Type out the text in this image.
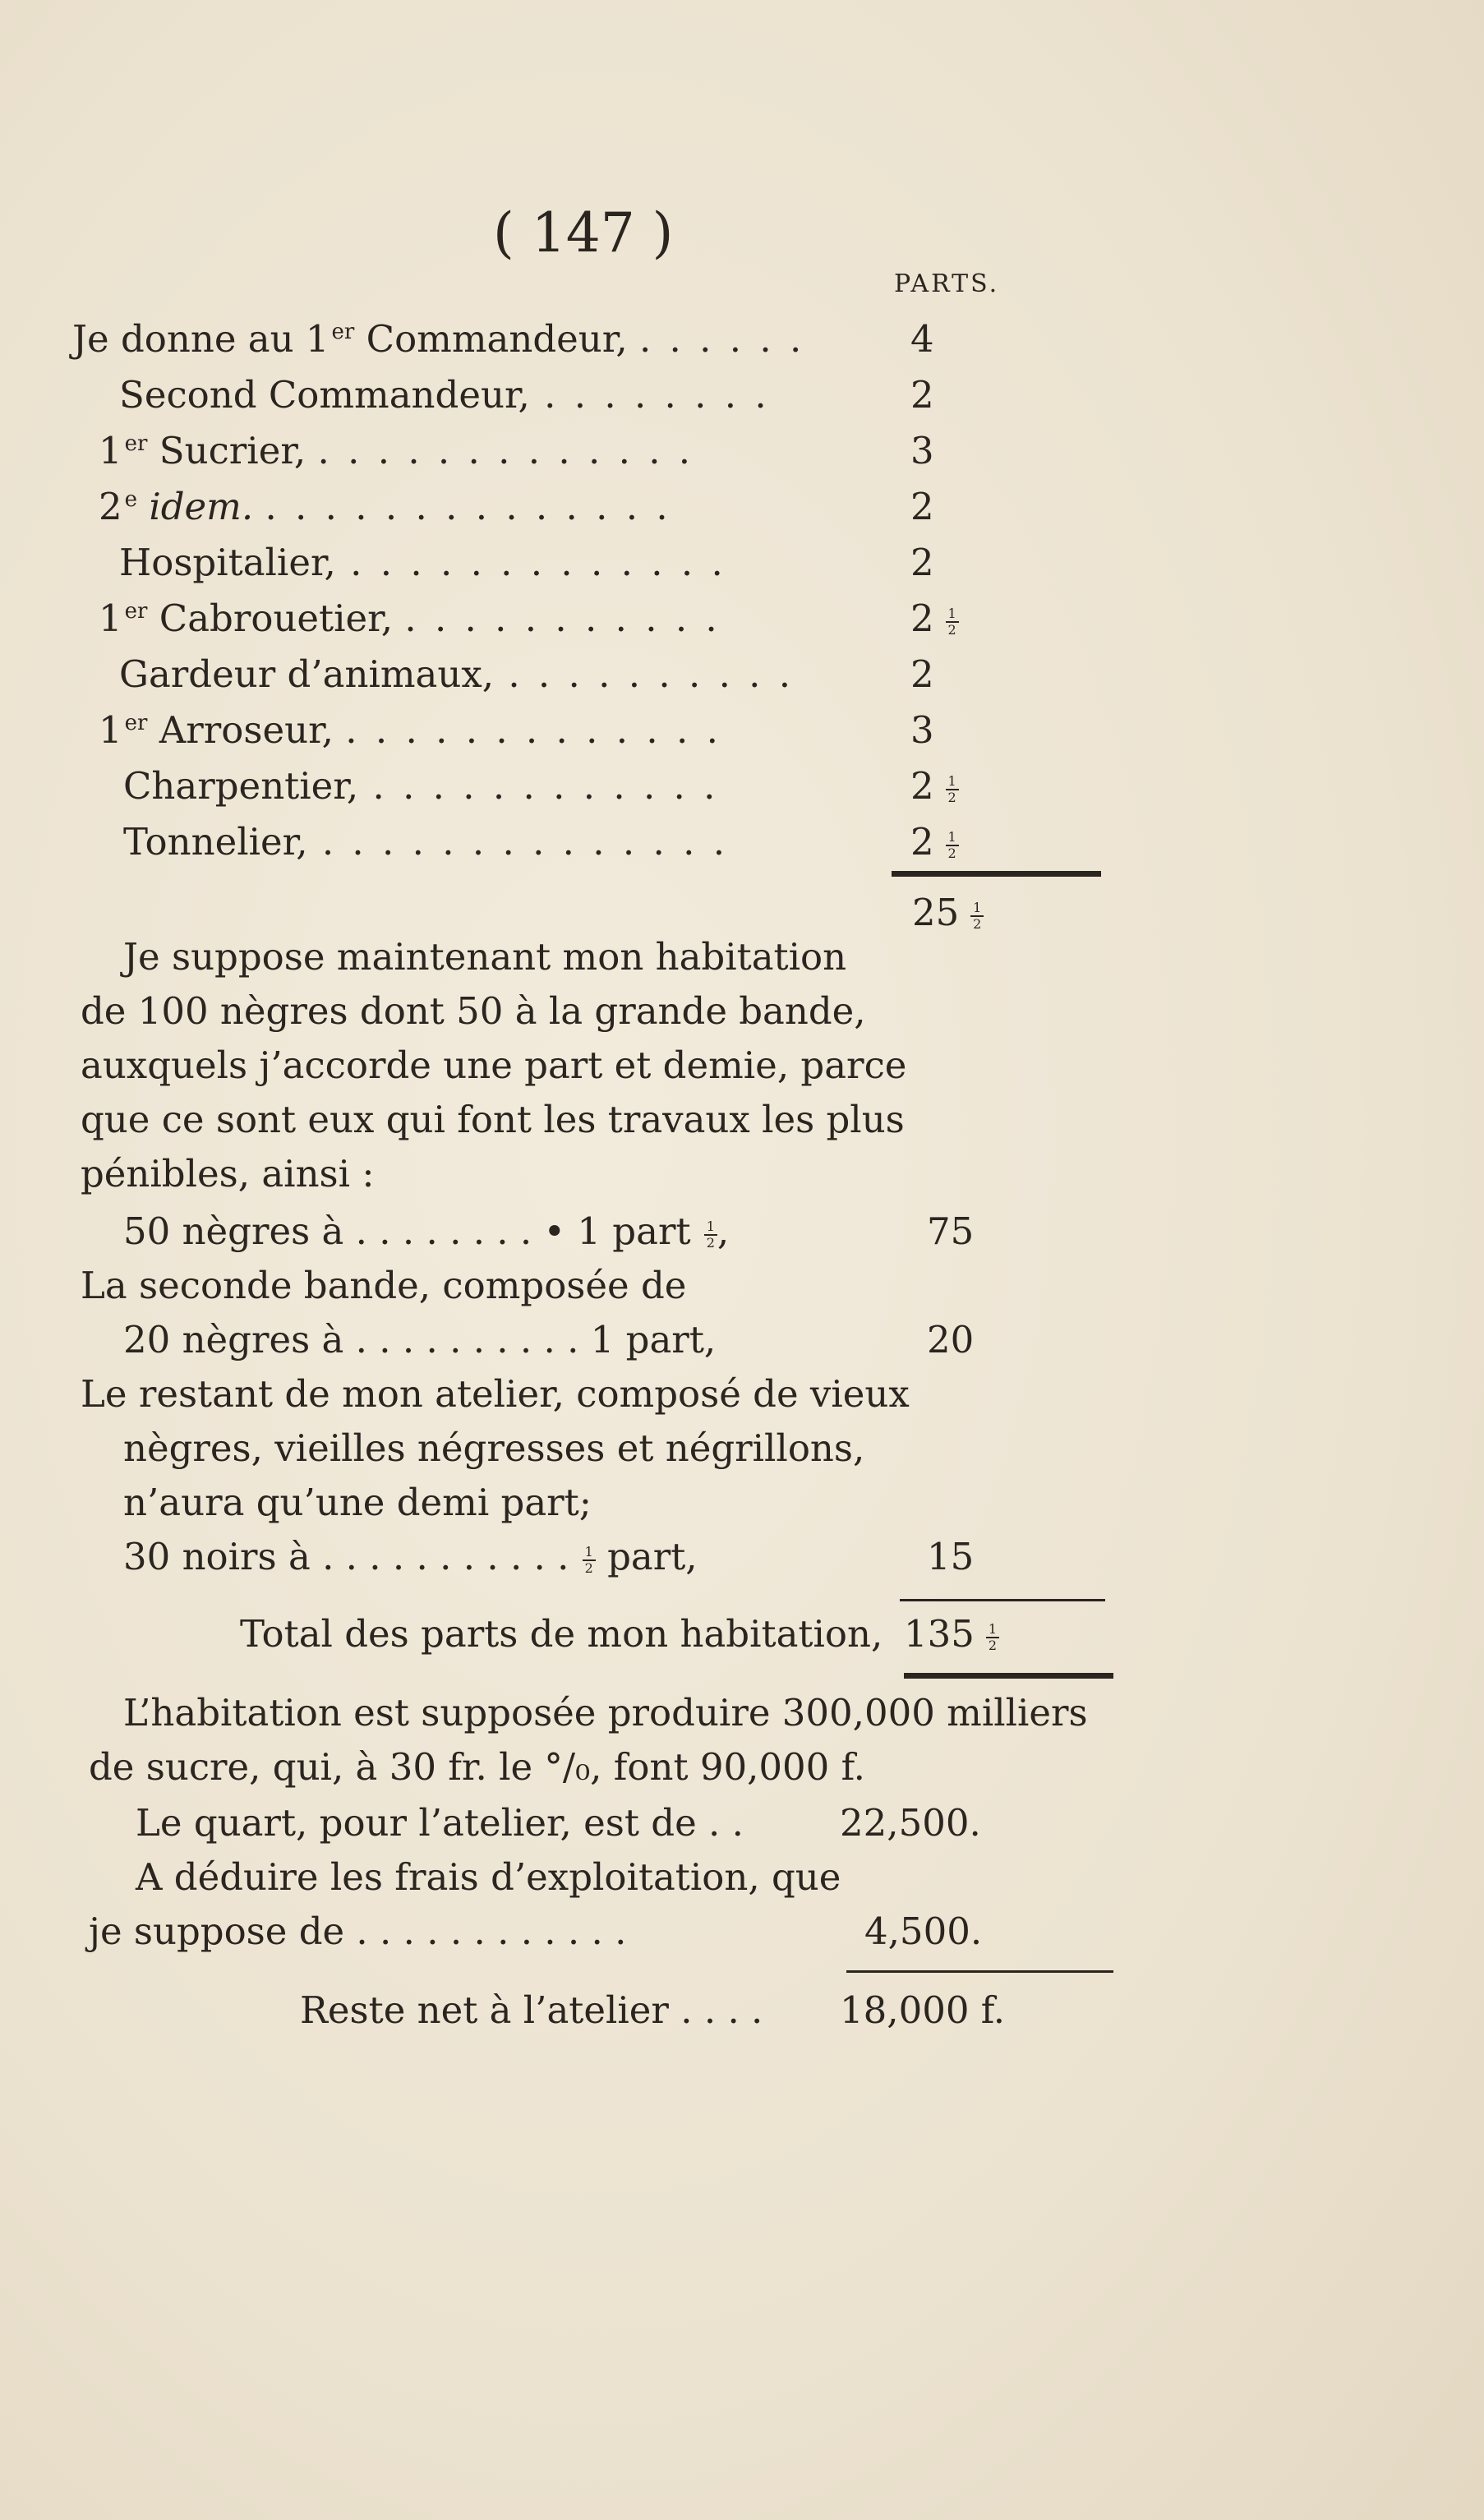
( 147 )
PARTS.
Je donne au 1 $^{er}$ Commandeur, . . . . . .	4
Second Commandeur, . . . . . . . .	2
1 $^{er}$ Sucrier, . . . . . . . . . . . . .	3
2 $^e$ idem. . . . . . . . . . . . . . .	2
Hospitalier, . . . . . . . . . . . . .	2
1 $^{er}$ Cabrouetier, . . . . . . . . . . .	$2 \frac{1}{2}$
Gardeur d’animaux, . . . . . . . . . .	2
1 $^{er}$ Arroseur, . . . . . . . . . . . . .	3
Charpentier, . . . . . . . . . . . .	$2 \frac{1}{2}$
Tonnelier, . . . . . . . . . . . . . .	$2 \frac{1}{2}$
$25 \frac{1}{2}$
Je suppose maintenant mon habitation
de 100 nègres dont 50 à la grande bande,
auxquels j’accorde une part et demie, parce
que ce sont eux qui font les travaux les plus
pénibles, ainsi :
50 nègres à . . . . . . . . • 1 part $\frac{1}{2}$ ,	75
La seconde bande, composée de
20 nègres à . . . . . . . . . . 1 part,	20
Le restant de mon atelier, composé de vieux
nègres, vieilles négresses et négrillons,
n’aura qu’une demi part;
30 noirs à . . . . . . . . . . . $\frac{1}{2}$ part,	15
Total des parts de mon habitation, $135 \frac{1}{2}$
L’habitation est supposée produire 300,000 milliers
de sucre, qui, à 30 fr. le °/₀, font 90,000 f.
Le quart, pour l’atelier, est de . .	22,500.
A déduire les frais d’exploitation, que
je suppose de . . . . . . . . . . . .	4,500.
Reste net à l’atelier . . . . 18,000 f.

* * * * * * *

Given task: Reproduce all the records verbatim, excluding images.

Output for this task:
Type out the text in this image.
( 147 )
PARTS.
Je donne au 1 $^{er}$ Commandeur, . . . . . .	4
Second Commandeur, . . . . . . . .	2
1 $^{er}$ Sucrier, . . . . . . . . . . . . .	3
2 $^e$ idem. . . . . . . . . . . . . . .	2
Hospitalier, . . . . . . . . . . . . .	2
1 $^{er}$ Cabrouetier, . . . . . . . . . . .	$2 \frac{1}{2}$
Gardeur d’animaux, . . . . . . . . . .	2
1 $^{er}$ Arroseur, . . . . . . . . . . . . .	3
Charpentier, . . . . . . . . . . . .	$2 \frac{1}{2}$
Tonnelier, . . . . . . . . . . . . . .	$2 \frac{1}{2}$
$25 \frac{1}{2}$
Je suppose maintenant mon habitation
de 100 nègres dont 50 à la grande bande,
auxquels j’accorde une part et demie, parce
que ce sont eux qui font les travaux les plus
pénibles, ainsi :
50 nègres à . . . . . . . . • 1 part $\frac{1}{2}$ ,	75
La seconde bande, composée de
20 nègres à . . . . . . . . . . 1 part,	20
Le restant de mon atelier, composé de vieux
nègres, vieilles négresses et négrillons,
n’aura qu’une demi part;
30 noirs à . . . . . . . . . . . $\frac{1}{2}$ part,	15
Total des parts de mon habitation, $135 \frac{1}{2}$
L’habitation est supposée produire 300,000 milliers
de sucre, qui, à 30 fr. le °/₀, font 90,000 f.
Le quart, pour l’atelier, est de . .	22,500.
A déduire les frais d’exploitation, que
je suppose de . . . . . . . . . . . .	4,500.
Reste net à l’atelier . . . . 18,000 f.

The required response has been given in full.